To make things worse I read that if you buy your own drugs privately the NHS won’t fund any further treatment… at all! I know people in the states may think we in the UK are lucky to get free treatment (we pay through tax mind!) but what use is it if we only ever get the cheap option?

http://www.nice.org.uk/guidance/index.jsp?action=byID&r=true&o=11454

Fed up... got another colonoscopy in a weeks time. :depressed:
 
Hi!

Do you know which trust you are under?

I've always had the option of using Infliximab, despite the cost, so I'd say that either you doctor, or the local trust is the one blocking your access rather than it being an NHS-wide problem.
 
Weston area health trust, I haven’t asked the doc but it’s never been mentioned.

As I've said I have another colonoscopy next week so I'll discuss my options in the follow up appointment, the way I feel right now I want surgery to be on the cards.

Saying that, I don't suffer that badly compared to others to be honest but its the constant 'never feel quite well' nagging pains that really get me down, it really effects my work and home life but those around me don't really understand what I have to put up with on a daily basis, I’d do almost anything for a few pain free years.

◆ **Given data**:
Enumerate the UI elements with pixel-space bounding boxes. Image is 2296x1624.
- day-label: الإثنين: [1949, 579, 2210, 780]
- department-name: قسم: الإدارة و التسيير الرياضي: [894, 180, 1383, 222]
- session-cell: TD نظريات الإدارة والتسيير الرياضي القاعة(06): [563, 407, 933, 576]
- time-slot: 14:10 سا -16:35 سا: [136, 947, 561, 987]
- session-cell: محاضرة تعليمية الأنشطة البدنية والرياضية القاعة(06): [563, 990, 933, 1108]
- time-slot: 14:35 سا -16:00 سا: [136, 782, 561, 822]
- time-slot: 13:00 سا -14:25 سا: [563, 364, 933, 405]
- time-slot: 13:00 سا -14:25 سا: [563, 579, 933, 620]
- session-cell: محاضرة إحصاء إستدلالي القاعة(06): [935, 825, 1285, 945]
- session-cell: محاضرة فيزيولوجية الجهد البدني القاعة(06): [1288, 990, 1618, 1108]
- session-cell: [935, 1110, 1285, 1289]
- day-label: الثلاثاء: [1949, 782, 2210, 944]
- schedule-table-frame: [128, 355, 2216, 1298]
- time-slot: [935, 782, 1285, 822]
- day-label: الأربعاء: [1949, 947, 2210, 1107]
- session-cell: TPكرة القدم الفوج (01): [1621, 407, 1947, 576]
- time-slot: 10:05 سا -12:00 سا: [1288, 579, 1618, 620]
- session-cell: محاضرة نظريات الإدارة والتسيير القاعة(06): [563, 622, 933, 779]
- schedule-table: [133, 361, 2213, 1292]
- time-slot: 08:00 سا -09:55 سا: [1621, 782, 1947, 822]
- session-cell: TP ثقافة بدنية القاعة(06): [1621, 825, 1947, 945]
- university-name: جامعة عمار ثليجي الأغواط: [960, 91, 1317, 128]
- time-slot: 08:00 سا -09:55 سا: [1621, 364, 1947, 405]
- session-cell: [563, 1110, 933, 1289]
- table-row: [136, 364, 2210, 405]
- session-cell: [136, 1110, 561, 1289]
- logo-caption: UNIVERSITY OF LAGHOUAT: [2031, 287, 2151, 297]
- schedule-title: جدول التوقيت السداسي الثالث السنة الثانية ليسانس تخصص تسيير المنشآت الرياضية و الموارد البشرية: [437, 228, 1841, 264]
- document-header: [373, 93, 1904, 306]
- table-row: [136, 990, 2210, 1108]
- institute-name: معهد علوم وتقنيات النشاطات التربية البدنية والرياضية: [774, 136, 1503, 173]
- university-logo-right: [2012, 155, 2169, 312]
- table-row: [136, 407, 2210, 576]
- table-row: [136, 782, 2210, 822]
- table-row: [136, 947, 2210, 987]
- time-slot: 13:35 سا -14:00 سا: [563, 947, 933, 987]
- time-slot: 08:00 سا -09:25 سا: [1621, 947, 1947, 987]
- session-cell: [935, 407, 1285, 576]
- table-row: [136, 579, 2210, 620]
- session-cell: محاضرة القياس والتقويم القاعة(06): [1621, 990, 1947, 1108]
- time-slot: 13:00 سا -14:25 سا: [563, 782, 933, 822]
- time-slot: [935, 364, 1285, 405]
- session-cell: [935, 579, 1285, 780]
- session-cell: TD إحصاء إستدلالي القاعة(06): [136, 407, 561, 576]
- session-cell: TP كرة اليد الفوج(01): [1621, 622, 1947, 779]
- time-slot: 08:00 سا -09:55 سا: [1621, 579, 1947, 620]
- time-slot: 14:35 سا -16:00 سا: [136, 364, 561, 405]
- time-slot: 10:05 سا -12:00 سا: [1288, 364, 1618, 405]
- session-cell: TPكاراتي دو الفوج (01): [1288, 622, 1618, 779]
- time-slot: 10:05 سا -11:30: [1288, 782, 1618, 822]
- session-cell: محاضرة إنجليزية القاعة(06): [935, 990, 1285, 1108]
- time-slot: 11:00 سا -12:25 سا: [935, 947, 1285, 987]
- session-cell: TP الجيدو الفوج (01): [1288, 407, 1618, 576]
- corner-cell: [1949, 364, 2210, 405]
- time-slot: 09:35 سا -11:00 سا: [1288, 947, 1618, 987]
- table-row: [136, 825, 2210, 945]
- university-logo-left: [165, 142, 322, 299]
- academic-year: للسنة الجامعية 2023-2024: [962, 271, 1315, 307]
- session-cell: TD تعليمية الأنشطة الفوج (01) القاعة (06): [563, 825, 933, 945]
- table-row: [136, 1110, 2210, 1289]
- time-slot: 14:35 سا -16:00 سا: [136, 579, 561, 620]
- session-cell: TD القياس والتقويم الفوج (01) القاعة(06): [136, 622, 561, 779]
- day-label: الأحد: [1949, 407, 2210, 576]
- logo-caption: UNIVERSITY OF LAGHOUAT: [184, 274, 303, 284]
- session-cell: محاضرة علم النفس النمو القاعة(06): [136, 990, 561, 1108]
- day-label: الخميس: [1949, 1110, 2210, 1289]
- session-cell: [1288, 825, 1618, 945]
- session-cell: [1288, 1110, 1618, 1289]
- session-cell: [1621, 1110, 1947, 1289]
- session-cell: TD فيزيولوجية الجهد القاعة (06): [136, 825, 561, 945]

◆ **Work order**:
Could you write what comes next in the forum thread above about NHS funding for Infliximab, picking up after its last post?

◆ **Response**:
Matt645 said:
Weston area health trust, I haven’t asked the doc but it’s never been mentioned.

As I've said I have another colonoscopy next week so I'll discuss my options in the follow up appointment, the way I feel right now I want surgery to be on the cards.

Saying that, I don't suffer that badly compared to others to be honest but its the constant 'never feel quite well' nagging pains that really get me down, it really effects my work and home life but those around me don't really understand what I have to put up with on a daily basis, I’d do almost anything for a few pain free years.

I think it's generally reserved for 'moderate to severe' cases. That said, if nothing else seems to be working, you could kick up a fuss. Aim for the end of the financial year when the trusts are trying to use up any leftover budget.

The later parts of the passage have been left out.